▶ [EXERCISE] Write out the records below word for word, please.

▶ [INPUT DATA]
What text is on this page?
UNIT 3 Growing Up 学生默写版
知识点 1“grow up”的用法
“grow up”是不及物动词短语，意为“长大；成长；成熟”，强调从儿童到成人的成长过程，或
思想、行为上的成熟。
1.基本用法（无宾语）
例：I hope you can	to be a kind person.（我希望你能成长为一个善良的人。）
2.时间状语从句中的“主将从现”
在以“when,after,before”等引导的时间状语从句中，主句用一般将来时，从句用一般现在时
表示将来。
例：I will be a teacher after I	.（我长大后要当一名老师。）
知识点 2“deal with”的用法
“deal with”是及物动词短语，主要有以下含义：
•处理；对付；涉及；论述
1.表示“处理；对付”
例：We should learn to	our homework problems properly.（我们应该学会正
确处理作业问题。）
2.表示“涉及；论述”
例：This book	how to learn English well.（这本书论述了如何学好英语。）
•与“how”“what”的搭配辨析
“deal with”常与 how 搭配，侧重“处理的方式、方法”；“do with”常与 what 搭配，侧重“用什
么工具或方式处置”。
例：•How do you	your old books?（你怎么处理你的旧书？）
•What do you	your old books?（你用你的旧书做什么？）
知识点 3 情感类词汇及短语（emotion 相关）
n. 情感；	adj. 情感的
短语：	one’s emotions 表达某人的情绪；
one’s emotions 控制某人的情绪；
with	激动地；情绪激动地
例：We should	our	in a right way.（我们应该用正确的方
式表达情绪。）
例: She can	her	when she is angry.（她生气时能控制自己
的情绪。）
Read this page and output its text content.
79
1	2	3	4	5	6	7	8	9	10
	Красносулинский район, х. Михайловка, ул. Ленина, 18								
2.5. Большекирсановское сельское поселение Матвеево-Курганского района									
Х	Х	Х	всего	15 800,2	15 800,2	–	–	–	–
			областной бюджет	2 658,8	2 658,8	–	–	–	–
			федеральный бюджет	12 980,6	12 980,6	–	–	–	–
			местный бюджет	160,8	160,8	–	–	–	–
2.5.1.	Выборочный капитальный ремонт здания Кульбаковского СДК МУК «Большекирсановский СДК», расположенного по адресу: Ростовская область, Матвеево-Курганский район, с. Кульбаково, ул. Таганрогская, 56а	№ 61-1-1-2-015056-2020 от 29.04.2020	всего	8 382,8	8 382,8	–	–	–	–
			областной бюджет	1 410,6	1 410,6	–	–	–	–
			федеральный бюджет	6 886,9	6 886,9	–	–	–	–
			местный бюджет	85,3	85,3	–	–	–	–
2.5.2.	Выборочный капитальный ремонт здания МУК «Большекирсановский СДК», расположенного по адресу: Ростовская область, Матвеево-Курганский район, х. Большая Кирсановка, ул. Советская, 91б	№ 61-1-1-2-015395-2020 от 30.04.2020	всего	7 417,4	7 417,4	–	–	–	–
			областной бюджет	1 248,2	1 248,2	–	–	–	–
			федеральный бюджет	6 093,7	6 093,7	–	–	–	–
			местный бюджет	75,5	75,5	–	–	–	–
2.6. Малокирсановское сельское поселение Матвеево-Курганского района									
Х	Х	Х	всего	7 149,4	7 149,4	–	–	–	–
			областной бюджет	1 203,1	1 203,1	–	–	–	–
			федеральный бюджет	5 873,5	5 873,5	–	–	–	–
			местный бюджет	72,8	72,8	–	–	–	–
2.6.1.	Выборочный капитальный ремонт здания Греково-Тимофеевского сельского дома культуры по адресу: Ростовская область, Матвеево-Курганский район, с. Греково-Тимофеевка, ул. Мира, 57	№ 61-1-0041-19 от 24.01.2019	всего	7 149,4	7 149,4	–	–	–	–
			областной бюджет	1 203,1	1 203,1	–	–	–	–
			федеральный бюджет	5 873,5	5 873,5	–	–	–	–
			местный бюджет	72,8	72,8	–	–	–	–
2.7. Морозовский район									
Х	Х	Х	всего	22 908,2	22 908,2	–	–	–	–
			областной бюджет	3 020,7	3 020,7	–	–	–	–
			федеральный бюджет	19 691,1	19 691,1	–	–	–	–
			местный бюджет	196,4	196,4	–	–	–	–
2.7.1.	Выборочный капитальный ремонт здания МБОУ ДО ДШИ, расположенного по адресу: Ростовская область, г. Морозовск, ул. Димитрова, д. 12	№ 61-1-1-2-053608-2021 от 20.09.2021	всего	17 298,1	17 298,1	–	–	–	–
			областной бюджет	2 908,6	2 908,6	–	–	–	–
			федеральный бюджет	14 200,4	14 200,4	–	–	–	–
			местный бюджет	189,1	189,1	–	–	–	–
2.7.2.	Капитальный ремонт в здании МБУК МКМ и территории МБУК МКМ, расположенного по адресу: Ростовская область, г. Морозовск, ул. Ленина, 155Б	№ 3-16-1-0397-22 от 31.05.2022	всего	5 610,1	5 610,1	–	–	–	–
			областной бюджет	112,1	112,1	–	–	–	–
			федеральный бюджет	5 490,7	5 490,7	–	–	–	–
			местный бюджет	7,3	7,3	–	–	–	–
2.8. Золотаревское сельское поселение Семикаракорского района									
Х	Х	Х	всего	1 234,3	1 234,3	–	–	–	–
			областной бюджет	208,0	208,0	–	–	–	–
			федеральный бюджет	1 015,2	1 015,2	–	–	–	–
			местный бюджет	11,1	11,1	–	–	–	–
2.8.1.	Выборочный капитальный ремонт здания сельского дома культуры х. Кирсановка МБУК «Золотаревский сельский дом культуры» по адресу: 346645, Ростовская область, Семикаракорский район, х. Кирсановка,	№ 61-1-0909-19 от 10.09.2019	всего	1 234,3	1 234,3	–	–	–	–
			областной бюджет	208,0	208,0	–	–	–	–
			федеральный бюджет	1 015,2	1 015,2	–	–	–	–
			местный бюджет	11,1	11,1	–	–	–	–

▶ [RESPONSE TO THIS TASK]
What text is on this page?
UNIT 3 Growing Up 学生默写版
知识点 1“grow up”的用法
“grow up”是不及物动词短语，意为“长大；成长；成熟”，强调从儿童到成人的成长过程，或
思想、行为上的成熟。
1.基本用法（无宾语）
例：I hope you can	to be a kind person.（我希望你能成长为一个善良的人。）
2.时间状语从句中的“主将从现”
在以“when,after,before”等引导的时间状语从句中，主句用一般将来时，从句用一般现在时
表示将来。
例：I will be a teacher after I	.（我长大后要当一名老师。）
知识点 2“deal with”的用法
“deal with”是及物动词短语，主要有以下含义：
•处理；对付；涉及；论述
1.表示“处理；对付”
例：We should learn to	our homework problems properly.（我们应该学会正
确处理作业问题。）
2.表示“涉及；论述”
例：This book	how to learn English well.（这本书论述了如何学好英语。）
•与“how”“what”的搭配辨析
“deal with”常与 how 搭配，侧重“处理的方式、方法”；“do with”常与 what 搭配，侧重“用什
么工具或方式处置”。
例：•How do you	your old books?（你怎么处理你的旧书？）
•What do you	your old books?（你用你的旧书做什么？）
知识点 3 情感类词汇及短语（emotion 相关）
n. 情感；	adj. 情感的
短语：	one’s emotions 表达某人的情绪；
one’s emotions 控制某人的情绪；
with	激动地；情绪激动地
例：We should	our	in a right way.（我们应该用正确的方
式表达情绪。）
例: She can	her	when she is angry.（她生气时能控制自己
的情绪。）
Read this page and output its text content.
79
1	2	3	4	5	6	7	8	9	10
	Красносулинский район, х. Михайловка, ул. Ленина, 18								
2.5. Большекирсановское сельское поселение Матвеево-Курганского района									
Х	Х	Х	всего	15 800,2	15 800,2	–	–	–	–
			областной бюджет	2 658,8	2 658,8	–	–	–	–
			федеральный бюджет	12 980,6	12 980,6	–	–	–	–
			местный бюджет	160,8	160,8	–	–	–	–
2.5.1.	Выборочный капитальный ремонт здания Кульбаковского СДК МУК «Большекирсановский СДК», расположенного по адресу: Ростовская область, Матвеево-Курганский район, с. Кульбаково, ул. Таганрогская, 56а	№ 61-1-1-2-015056-2020 от 29.04.2020	всего	8 382,8	8 382,8	–	–	–	–
			областной бюджет	1 410,6	1 410,6	–	–	–	–
			федеральный бюджет	6 886,9	6 886,9	–	–	–	–
			местный бюджет	85,3	85,3	–	–	–	–
2.5.2.	Выборочный капитальный ремонт здания МУК «Большекирсановский СДК», расположенного по адресу: Ростовская область, Матвеево-Курганский район, х. Большая Кирсановка, ул. Советская, 91б	№ 61-1-1-2-015395-2020 от 30.04.2020	всего	7 417,4	7 417,4	–	–	–	–
			областной бюджет	1 248,2	1 248,2	–	–	–	–
			федеральный бюджет	6 093,7	6 093,7	–	–	–	–
			местный бюджет	75,5	75,5	–	–	–	–
2.6. Малокирсановское сельское поселение Матвеево-Курганского района									
Х	Х	Х	всего	7 149,4	7 149,4	–	–	–	–
			областной бюджет	1 203,1	1 203,1	–	–	–	–
			федеральный бюджет	5 873,5	5 873,5	–	–	–	–
			местный бюджет	72,8	72,8	–	–	–	–
2.6.1.	Выборочный капитальный ремонт здания Греково-Тимофеевского сельского дома культуры по адресу: Ростовская область, Матвеево-Курганский район, с. Греково-Тимофеевка, ул. Мира, 57	№ 61-1-0041-19 от 24.01.2019	всего	7 149,4	7 149,4	–	–	–	–
			областной бюджет	1 203,1	1 203,1	–	–	–	–
			федеральный бюджет	5 873,5	5 873,5	–	–	–	–
			местный бюджет	72,8	72,8	–	–	–	–
2.7. Морозовский район									
Х	Х	Х	всего	22 908,2	22 908,2	–	–	–	–
			областной бюджет	3 020,7	3 020,7	–	–	–	–
			федеральный бюджет	19 691,1	19 691,1	–	–	–	–
			местный бюджет	196,4	196,4	–	–	–	–
2.7.1.	Выборочный капитальный ремонт здания МБОУ ДО ДШИ, расположенного по адресу: Ростовская область, г. Морозовск, ул. Димитрова, д. 12	№ 61-1-1-2-053608-2021 от 20.09.2021	всего	17 298,1	17 298,1	–	–	–	–
			областной бюджет	2 908,6	2 908,6	–	–	–	–
			федеральный бюджет	14 200,4	14 200,4	–	–	–	–
			местный бюджет	189,1	189,1	–	–	–	–
2.7.2.	Капитальный ремонт в здании МБУК МКМ и территории МБУК МКМ, расположенного по адресу: Ростовская область, г. Морозовск, ул. Ленина, 155Б	№ 3-16-1-0397-22 от 31.05.2022	всего	5 610,1	5 610,1	–	–	–	–
			областной бюджет	112,1	112,1	–	–	–	–
			федеральный бюджет	5 490,7	5 490,7	–	–	–	–
			местный бюджет	7,3	7,3	–	–	–	–
2.8. Золотаревское сельское поселение Семикаракорского района									
Х	Х	Х	всего	1 234,3	1 234,3	–	–	–	–
			областной бюджет	208,0	208,0	–	–	–	–
			федеральный бюджет	1 015,2	1 015,2	–	–	–	–
			местный бюджет	11,1	11,1	–	–	–	–
2.8.1.	Выборочный капитальный ремонт здания сельского дома культуры х. Кирсановка МБУК «Золотаревский сельский дом культуры» по адресу: 346645, Ростовская область, Семикаракорский район, х. Кирсановка,	№ 61-1-0909-19 от 10.09.2019	всего	1 234,3	1 234,3	–	–	–	–
			областной бюджет	208,0	208,0	–	–	–	–
			федеральный бюджет	1 015,2	1 015,2	–	–	–	–
			местный бюджет	11,1	11,1	–	–	–	–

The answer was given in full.